▶ **EXERCISE DIRECTIONS**:
Each entry must be given again exactly; images do not belong in the copy.

▶ **MATERIAL**:

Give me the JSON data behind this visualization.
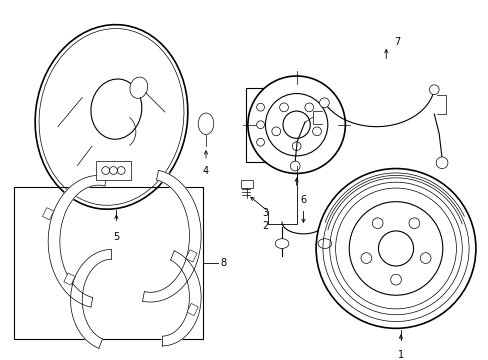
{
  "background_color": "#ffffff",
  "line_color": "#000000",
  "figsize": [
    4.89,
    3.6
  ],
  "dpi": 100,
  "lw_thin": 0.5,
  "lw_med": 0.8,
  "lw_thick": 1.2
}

▶ **ANSWER TO THIS EXERCISE**:
Give me the JSON data behind this visualization.
{
  "background_color": "#ffffff",
  "line_color": "#000000",
  "figsize": [
    4.89,
    3.6
  ],
  "dpi": 100,
  "lw_thin": 0.5,
  "lw_med": 0.8,
  "lw_thick": 1.2
}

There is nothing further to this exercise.